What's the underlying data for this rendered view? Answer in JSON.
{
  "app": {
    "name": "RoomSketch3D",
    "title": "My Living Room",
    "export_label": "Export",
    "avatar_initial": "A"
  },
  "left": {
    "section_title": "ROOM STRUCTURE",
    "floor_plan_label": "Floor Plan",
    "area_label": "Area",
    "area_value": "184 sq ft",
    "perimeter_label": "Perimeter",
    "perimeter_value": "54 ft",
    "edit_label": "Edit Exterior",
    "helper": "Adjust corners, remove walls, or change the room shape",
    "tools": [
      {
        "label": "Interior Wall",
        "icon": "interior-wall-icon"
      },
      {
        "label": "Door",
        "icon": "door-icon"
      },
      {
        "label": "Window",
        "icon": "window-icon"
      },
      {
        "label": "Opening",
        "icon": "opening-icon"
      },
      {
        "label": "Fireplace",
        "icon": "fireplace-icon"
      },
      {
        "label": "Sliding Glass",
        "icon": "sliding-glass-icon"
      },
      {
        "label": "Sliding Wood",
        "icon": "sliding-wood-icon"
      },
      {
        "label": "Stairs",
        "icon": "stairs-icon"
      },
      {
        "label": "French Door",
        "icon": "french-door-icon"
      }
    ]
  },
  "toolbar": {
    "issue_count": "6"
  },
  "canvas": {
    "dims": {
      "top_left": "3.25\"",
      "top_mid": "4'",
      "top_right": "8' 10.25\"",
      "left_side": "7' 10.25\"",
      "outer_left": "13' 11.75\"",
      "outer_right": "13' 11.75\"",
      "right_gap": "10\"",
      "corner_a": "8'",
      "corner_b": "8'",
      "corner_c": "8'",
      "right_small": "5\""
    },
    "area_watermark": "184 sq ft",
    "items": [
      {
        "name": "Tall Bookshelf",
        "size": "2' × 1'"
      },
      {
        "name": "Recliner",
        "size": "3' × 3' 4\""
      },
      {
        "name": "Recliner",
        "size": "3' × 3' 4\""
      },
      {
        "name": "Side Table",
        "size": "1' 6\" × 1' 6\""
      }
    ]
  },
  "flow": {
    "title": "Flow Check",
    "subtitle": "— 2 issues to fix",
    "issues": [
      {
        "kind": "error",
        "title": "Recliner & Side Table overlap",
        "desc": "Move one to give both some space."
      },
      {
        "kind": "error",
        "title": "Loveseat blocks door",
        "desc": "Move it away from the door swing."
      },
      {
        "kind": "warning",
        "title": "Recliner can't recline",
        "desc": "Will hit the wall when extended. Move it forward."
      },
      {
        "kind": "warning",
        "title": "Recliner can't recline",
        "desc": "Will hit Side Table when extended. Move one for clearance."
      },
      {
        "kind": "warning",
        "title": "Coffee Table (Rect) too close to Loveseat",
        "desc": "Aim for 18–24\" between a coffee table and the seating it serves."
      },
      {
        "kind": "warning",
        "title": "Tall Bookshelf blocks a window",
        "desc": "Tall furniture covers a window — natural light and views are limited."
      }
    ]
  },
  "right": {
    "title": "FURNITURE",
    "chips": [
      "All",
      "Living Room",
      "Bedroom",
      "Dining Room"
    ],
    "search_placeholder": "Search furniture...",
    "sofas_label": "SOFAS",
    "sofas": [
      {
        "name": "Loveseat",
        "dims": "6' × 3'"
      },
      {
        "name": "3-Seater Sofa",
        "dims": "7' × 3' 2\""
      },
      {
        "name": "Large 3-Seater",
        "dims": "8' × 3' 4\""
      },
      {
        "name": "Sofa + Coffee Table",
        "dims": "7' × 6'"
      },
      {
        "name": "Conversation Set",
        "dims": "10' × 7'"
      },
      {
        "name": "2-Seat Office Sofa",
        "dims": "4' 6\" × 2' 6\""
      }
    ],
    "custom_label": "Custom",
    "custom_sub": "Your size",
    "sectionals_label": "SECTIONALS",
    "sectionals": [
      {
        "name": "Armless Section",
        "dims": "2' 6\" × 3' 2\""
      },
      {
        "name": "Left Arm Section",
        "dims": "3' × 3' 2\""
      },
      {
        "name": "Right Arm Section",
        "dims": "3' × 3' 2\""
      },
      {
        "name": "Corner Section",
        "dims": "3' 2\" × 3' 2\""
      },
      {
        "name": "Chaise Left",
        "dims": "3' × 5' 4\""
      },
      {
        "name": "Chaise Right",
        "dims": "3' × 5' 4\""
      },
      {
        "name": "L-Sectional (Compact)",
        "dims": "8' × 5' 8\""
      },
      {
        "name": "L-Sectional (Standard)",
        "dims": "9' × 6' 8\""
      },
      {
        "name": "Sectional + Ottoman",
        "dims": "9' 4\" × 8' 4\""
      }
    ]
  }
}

### Exercise objective
For each line of the entries that includes "Will", show that line.

### Exercise result
        "desc": "Will hit the wall when extended. Move it forward."
        "desc": "Will hit Side Table when extended. Move one for clearance."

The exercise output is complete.